_What is expected_
Wherever "development" appears in a line, list that line.
** start of Records supplied **
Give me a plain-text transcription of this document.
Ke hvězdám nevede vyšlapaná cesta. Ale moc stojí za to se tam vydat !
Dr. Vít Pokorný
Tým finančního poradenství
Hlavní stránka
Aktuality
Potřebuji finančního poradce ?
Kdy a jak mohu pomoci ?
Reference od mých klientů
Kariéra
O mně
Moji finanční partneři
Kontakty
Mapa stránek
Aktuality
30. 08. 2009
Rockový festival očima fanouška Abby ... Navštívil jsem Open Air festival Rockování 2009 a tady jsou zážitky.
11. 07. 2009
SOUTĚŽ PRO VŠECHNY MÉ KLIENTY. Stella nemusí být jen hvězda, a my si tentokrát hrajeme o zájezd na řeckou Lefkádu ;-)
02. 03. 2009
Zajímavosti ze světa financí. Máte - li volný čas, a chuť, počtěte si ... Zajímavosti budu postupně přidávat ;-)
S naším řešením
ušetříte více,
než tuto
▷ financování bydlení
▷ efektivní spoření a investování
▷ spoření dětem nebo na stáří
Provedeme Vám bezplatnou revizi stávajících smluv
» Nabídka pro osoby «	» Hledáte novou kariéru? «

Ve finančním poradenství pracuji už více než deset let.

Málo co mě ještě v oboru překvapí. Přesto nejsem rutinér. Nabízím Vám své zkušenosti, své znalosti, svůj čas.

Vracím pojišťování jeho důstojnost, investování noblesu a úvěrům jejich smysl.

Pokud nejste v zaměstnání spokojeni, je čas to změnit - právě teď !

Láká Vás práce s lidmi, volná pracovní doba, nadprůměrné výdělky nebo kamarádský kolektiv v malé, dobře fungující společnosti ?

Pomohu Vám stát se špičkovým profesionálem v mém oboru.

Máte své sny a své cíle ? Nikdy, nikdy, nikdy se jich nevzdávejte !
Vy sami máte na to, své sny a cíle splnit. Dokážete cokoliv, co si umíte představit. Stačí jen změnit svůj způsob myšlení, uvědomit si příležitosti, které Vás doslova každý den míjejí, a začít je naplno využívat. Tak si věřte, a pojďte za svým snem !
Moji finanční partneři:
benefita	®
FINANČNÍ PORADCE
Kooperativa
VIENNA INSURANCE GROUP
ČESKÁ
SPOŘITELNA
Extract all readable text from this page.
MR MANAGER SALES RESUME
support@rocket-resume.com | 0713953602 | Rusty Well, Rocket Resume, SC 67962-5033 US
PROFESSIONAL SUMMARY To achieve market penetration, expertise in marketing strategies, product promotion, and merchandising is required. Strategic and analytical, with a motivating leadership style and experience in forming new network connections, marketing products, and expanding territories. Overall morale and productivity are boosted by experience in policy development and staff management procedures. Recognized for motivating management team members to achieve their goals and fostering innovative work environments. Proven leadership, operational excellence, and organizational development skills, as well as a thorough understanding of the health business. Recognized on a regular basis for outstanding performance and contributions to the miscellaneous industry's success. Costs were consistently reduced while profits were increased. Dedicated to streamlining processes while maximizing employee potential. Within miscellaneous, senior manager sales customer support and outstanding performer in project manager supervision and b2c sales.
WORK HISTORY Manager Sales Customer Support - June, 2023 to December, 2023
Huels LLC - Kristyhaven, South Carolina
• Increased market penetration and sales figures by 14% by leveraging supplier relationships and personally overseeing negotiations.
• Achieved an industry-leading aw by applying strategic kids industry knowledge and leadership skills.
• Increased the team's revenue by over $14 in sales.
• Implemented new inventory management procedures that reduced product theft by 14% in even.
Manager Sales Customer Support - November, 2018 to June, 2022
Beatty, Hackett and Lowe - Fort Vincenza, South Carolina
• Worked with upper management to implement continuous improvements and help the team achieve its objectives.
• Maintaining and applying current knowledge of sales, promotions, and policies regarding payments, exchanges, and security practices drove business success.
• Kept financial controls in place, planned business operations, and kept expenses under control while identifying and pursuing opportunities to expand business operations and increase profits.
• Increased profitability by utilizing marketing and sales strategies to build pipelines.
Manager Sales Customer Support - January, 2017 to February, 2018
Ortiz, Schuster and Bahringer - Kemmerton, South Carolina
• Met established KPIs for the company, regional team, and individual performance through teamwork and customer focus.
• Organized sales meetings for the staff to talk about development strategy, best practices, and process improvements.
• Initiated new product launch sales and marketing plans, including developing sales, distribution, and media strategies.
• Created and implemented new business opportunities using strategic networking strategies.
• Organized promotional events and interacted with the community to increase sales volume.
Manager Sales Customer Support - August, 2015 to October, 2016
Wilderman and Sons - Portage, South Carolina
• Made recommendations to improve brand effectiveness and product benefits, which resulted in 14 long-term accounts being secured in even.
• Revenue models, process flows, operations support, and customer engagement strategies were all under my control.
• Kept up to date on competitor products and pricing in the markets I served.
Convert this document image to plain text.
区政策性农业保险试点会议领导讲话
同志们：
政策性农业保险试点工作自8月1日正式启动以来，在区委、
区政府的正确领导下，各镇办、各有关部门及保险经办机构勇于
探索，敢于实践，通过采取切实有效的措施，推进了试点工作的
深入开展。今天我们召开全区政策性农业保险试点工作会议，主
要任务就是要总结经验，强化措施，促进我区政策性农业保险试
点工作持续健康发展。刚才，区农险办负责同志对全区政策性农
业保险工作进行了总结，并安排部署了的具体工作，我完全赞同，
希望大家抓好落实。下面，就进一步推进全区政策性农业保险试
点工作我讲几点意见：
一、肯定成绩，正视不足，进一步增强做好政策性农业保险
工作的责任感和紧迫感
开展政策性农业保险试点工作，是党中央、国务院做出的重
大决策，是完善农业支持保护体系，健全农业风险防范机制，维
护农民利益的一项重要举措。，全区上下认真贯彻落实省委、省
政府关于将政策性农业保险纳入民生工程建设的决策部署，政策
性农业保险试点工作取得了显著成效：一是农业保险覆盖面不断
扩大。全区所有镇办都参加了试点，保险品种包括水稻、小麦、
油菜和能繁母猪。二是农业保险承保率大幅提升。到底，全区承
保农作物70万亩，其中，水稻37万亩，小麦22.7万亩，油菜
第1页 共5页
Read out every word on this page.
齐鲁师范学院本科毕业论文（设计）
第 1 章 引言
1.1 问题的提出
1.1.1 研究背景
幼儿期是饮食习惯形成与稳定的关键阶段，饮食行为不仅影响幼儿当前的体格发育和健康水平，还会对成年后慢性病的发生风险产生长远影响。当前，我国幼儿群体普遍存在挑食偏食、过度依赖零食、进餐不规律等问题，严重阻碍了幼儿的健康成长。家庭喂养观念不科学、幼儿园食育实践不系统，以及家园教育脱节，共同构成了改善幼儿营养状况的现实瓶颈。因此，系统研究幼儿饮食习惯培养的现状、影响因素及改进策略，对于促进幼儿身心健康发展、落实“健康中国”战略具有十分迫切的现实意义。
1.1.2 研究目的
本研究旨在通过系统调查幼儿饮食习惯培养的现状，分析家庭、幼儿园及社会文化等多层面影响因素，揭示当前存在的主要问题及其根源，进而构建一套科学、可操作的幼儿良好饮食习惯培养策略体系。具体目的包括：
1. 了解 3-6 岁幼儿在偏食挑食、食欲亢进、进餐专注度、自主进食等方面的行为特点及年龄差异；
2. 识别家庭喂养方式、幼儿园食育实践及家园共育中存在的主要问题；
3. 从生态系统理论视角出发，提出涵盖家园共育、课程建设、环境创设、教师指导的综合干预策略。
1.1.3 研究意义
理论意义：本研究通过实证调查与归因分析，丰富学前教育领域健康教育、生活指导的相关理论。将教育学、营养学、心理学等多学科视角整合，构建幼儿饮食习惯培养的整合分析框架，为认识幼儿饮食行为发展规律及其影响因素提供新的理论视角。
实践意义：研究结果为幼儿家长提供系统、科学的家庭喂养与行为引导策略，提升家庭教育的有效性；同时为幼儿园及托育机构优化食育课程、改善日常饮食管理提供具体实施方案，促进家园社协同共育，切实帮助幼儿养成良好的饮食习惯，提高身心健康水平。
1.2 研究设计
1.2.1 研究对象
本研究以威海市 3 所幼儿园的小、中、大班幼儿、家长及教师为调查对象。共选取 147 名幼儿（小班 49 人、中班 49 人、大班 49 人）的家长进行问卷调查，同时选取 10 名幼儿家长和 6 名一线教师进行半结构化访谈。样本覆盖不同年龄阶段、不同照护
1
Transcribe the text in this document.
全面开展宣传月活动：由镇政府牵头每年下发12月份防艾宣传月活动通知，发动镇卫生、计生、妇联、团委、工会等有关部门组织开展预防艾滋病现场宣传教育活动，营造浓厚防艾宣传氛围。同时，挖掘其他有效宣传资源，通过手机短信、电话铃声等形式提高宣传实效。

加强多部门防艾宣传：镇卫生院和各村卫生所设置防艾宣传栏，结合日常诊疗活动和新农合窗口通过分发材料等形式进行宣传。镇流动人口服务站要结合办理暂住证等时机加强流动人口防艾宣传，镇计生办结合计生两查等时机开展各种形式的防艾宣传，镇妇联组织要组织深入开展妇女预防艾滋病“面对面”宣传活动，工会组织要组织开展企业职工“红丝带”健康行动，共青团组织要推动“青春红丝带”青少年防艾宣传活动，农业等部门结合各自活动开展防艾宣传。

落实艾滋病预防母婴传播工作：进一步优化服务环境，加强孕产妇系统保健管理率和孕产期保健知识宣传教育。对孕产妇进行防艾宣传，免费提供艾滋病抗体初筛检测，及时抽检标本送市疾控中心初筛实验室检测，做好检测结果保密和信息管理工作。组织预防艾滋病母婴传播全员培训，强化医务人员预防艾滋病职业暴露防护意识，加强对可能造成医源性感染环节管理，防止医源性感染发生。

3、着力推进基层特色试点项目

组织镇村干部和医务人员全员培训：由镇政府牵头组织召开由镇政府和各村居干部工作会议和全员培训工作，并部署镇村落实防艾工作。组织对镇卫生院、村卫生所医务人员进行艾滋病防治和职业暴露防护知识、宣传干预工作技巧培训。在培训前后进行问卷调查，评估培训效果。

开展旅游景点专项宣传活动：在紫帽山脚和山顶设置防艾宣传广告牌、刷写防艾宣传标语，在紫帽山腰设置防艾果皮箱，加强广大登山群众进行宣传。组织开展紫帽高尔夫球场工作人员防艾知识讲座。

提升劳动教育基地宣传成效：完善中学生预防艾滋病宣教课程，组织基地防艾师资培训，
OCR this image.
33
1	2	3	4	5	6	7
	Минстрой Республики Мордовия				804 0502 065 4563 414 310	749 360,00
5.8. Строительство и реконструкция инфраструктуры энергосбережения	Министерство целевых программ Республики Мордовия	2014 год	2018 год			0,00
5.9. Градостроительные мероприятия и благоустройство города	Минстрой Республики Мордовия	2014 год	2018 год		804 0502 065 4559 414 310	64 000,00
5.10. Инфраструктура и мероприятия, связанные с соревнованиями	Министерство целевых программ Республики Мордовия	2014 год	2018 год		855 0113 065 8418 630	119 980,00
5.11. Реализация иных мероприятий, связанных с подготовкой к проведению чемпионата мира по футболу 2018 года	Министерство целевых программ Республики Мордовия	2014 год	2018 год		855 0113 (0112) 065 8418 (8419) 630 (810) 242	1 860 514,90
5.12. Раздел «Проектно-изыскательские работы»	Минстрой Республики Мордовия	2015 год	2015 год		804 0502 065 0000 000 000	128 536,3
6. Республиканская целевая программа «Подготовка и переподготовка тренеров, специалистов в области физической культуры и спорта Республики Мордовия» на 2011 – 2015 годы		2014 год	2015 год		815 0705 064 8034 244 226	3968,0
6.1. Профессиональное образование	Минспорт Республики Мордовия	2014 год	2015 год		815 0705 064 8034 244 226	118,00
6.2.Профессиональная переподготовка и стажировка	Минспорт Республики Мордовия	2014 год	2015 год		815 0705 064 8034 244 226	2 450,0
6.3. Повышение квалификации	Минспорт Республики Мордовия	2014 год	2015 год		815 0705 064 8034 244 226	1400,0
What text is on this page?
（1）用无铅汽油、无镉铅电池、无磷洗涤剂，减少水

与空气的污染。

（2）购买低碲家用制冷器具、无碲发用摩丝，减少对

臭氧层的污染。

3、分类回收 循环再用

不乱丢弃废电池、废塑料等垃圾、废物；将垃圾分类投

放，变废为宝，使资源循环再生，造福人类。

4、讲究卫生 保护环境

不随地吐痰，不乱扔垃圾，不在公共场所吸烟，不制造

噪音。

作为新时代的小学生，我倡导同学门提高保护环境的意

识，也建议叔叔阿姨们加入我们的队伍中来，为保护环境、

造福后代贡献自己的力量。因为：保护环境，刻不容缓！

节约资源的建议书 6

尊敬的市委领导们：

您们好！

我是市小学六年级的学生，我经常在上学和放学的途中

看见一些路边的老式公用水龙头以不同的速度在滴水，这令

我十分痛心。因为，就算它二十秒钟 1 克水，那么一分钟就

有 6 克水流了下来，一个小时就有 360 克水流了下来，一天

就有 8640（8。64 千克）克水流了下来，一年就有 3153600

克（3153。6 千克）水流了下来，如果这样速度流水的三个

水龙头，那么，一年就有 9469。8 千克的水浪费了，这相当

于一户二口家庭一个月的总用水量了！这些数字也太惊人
** end of Records supplied **
_Answer to this exercise_
PROFESSIONAL SUMMARY To achieve market penetration, expertise in marketing strategies, product promotion, and merchandising is required. Strategic and analytical, with a motivating leadership style and experience in forming new network connections, marketing products, and expanding territories. Overall morale and productivity are boosted by experience in policy development and staff management procedures. Recognized for motivating management team members to achieve their goals and fostering innovative work environments. Proven leadership, operational excellence, and organizational development skills, as well as a thorough understanding of the health business. Recognized on a regular basis for outstanding performance and contributions to the miscellaneous industry's success. Costs were consistently reduced while profits were increased. Dedicated to streamlining processes while maximizing employee potential. Within miscellaneous, senior manager sales customer support and outstanding performer in project manager supervision and b2c sales.
• Organized sales meetings for the staff to talk about development strategy, best practices, and process improvements.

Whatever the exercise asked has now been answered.